Instructions for the task:
Copy out each line that has "desc" in it.

((

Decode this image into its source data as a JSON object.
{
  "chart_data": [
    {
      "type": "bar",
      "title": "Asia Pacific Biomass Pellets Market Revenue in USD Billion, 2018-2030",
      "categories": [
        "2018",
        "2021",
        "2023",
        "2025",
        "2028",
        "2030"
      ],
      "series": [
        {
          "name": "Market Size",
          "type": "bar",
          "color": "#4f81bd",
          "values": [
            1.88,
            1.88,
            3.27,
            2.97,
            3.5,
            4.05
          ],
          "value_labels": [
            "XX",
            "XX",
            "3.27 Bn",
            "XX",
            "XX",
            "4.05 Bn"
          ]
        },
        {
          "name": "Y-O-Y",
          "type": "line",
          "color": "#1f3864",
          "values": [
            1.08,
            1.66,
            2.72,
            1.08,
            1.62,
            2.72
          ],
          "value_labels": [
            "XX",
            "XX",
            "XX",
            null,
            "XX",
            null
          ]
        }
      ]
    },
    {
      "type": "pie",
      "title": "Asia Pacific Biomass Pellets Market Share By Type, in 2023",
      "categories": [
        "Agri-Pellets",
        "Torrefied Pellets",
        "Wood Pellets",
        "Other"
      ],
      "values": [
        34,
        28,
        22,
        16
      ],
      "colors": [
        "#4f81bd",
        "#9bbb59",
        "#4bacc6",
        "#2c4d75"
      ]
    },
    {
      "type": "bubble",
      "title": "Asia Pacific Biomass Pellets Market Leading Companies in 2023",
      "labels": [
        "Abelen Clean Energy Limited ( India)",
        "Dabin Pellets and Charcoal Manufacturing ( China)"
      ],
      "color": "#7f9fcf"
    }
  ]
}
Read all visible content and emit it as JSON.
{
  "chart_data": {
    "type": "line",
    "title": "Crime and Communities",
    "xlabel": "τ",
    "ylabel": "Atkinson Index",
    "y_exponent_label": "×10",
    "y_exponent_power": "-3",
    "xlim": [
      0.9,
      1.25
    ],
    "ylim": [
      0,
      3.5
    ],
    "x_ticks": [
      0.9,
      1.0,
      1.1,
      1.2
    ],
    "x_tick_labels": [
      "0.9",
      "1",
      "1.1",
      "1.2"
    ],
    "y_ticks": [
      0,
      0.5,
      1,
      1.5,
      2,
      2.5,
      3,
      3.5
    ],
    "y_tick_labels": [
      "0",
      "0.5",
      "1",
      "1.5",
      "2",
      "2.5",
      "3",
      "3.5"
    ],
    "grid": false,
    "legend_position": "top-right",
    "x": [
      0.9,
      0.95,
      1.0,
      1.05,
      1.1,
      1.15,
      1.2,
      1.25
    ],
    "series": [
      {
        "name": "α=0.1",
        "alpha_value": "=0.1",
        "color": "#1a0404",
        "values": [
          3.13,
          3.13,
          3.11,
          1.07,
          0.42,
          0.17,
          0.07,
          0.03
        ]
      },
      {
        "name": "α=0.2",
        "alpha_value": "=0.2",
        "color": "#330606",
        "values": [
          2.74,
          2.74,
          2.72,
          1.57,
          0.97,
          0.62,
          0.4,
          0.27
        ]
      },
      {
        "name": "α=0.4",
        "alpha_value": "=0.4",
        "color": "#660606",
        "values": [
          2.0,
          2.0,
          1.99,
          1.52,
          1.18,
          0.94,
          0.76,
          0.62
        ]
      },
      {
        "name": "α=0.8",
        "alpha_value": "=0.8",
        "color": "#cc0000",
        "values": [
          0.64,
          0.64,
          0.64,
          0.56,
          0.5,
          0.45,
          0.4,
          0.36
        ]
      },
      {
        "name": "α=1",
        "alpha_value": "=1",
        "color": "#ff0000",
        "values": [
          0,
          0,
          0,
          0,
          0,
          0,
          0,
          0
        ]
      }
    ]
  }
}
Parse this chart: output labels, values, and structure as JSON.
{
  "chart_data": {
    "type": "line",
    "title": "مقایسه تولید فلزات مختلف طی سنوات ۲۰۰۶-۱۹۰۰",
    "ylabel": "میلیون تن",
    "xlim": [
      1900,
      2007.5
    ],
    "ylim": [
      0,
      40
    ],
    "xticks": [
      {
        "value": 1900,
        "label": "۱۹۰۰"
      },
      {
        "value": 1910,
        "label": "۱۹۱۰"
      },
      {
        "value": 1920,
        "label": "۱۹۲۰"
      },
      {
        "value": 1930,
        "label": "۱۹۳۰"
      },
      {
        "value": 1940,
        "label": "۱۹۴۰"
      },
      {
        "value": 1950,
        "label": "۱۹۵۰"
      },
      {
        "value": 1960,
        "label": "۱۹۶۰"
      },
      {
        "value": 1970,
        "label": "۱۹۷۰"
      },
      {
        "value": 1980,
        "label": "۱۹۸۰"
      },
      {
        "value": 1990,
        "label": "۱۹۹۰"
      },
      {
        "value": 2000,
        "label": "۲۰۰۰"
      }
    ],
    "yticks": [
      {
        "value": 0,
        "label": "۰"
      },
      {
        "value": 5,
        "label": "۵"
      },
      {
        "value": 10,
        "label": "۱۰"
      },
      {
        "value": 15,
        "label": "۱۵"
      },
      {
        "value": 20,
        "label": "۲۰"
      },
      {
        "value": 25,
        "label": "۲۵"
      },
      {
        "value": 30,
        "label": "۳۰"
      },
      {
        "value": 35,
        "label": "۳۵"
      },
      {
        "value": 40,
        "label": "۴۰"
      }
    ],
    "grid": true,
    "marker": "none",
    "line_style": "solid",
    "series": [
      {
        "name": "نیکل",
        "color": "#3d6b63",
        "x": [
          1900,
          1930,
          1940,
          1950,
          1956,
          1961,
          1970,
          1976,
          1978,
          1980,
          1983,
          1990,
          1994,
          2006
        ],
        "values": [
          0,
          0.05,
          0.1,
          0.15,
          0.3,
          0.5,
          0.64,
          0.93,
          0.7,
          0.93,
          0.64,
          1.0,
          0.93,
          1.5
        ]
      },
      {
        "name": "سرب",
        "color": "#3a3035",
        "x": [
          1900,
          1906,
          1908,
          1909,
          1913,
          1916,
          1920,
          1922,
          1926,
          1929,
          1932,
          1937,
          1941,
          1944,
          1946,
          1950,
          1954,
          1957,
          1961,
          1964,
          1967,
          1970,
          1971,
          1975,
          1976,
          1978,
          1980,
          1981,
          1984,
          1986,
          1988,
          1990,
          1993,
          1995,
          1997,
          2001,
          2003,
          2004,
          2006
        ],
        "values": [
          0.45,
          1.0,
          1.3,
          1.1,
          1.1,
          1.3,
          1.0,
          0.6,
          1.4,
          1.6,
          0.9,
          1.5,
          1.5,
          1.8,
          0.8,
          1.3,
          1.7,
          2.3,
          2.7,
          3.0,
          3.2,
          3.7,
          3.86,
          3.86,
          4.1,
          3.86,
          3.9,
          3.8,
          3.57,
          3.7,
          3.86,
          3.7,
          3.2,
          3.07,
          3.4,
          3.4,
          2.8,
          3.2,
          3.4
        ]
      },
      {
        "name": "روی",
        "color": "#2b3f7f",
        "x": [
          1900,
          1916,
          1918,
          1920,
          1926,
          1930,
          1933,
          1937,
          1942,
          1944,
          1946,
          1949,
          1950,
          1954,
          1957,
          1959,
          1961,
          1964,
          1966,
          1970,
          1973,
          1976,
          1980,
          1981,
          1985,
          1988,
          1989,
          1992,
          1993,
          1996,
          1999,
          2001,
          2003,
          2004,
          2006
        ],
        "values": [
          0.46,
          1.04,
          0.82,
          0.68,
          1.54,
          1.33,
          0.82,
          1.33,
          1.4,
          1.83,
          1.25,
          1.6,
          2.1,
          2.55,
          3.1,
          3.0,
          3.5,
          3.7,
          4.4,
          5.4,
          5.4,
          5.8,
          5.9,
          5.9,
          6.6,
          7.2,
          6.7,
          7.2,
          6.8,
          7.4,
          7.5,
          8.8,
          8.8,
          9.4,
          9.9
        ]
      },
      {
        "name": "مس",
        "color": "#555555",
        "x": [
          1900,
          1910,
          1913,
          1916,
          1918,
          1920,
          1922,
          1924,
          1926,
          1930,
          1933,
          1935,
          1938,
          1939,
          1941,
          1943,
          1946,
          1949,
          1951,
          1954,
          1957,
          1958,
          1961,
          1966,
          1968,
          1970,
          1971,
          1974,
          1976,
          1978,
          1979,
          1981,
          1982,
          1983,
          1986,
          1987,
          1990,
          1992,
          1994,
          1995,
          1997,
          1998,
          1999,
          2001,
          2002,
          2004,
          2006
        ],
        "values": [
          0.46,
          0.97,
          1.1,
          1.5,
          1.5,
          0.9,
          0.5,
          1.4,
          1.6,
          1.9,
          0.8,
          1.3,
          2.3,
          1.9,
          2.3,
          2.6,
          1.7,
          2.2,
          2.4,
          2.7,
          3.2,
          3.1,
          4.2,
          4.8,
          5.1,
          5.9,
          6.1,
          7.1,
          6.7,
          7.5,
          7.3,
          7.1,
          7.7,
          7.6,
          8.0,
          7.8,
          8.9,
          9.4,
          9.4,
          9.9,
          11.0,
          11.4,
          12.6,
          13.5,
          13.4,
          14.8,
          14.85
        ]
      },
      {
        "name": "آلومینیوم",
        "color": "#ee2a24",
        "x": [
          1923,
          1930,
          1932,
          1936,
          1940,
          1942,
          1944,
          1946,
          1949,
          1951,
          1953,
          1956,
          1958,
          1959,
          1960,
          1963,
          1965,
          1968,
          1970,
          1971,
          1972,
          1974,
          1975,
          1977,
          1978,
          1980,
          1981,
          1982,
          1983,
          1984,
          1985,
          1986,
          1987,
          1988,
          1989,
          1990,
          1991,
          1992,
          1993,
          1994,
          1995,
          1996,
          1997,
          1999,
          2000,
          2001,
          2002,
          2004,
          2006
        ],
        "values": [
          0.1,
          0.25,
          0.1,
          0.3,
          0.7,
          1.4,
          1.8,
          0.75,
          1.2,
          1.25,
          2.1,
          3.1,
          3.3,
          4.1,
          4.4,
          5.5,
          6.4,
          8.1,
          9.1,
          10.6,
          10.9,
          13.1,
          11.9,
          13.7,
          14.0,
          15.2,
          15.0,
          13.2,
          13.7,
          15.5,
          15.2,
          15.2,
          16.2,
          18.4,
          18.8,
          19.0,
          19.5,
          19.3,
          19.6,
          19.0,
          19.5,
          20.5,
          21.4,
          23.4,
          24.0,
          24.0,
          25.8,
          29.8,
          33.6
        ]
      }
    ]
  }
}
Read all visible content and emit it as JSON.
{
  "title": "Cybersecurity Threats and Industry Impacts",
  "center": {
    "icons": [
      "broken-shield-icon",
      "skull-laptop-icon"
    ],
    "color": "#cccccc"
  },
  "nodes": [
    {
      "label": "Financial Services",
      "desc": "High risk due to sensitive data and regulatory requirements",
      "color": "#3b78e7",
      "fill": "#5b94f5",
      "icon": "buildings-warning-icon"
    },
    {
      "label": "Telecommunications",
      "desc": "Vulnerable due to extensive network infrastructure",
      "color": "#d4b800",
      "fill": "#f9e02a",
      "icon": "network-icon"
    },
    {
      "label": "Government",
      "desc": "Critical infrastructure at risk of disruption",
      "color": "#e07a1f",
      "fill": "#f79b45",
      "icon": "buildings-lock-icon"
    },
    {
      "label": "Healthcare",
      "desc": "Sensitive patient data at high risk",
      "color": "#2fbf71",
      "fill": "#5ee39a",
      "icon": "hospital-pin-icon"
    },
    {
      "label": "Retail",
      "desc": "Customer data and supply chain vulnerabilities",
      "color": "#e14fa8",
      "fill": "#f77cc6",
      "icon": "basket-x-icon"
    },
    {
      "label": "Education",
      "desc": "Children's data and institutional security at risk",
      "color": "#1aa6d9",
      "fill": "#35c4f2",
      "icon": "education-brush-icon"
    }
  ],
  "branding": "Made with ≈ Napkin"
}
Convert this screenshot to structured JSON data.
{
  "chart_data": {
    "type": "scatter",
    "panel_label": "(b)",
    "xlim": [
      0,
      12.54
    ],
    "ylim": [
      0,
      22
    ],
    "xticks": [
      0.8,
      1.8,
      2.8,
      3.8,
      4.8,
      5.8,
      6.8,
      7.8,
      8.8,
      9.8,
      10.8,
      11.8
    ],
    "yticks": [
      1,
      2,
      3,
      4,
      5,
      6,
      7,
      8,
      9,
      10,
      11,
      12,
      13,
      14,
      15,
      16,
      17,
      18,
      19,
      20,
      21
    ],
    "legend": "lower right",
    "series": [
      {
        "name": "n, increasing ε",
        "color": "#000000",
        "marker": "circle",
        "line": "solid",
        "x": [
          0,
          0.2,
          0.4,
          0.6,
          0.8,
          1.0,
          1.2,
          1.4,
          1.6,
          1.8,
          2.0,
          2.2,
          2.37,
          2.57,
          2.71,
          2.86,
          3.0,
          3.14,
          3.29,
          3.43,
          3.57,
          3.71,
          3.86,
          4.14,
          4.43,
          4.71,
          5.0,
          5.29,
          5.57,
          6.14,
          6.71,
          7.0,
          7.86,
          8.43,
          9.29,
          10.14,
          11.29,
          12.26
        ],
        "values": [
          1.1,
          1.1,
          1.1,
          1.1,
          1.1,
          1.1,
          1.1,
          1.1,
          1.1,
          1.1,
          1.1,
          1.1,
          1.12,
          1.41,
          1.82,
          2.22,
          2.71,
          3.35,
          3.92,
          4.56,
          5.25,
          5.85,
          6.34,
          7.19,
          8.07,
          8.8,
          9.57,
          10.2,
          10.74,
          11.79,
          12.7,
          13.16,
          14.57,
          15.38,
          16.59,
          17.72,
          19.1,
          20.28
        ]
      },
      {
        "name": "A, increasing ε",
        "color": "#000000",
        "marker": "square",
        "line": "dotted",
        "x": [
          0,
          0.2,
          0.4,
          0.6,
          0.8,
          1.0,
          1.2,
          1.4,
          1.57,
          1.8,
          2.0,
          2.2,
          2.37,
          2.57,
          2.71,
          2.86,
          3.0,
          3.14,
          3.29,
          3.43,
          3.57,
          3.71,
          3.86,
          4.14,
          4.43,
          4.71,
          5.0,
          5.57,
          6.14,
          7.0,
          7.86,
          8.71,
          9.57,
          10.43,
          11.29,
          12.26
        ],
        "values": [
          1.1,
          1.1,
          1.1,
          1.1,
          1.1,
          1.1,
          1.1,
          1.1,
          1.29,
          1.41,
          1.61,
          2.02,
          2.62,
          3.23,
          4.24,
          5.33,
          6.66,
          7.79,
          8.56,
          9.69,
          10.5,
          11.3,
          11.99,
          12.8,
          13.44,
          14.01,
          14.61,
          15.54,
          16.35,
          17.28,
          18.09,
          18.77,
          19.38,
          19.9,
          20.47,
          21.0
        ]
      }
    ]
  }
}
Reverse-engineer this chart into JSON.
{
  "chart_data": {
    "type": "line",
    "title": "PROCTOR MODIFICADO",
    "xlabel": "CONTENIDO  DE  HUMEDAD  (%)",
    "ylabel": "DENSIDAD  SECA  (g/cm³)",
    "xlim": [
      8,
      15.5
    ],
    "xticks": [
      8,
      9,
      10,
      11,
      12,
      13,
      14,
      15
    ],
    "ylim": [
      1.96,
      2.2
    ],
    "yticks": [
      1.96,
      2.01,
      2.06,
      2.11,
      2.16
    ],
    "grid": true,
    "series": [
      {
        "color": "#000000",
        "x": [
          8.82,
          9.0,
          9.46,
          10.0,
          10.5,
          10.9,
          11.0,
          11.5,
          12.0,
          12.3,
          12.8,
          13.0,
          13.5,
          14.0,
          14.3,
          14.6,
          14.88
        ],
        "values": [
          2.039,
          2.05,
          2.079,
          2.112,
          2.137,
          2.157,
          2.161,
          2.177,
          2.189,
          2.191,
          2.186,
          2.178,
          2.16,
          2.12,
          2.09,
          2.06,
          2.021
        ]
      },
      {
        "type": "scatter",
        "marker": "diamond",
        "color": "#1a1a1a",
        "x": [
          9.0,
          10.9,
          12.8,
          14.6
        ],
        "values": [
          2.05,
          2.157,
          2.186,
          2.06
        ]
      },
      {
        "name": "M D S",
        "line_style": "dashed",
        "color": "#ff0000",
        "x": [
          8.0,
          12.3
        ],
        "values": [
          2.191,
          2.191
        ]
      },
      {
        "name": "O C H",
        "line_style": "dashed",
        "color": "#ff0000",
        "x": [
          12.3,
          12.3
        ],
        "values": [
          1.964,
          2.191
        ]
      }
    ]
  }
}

))

Completed task:
      "desc": "High risk due to sensitive data and regulatory requirements",
      "desc": "Vulnerable due to extensive network infrastructure",
      "desc": "Critical infrastructure at risk of disruption",
      "desc": "Sensitive patient data at high risk",
      "desc": "Customer data and supply chain vulnerabilities",
      "desc": "Children's data and institutional security at risk",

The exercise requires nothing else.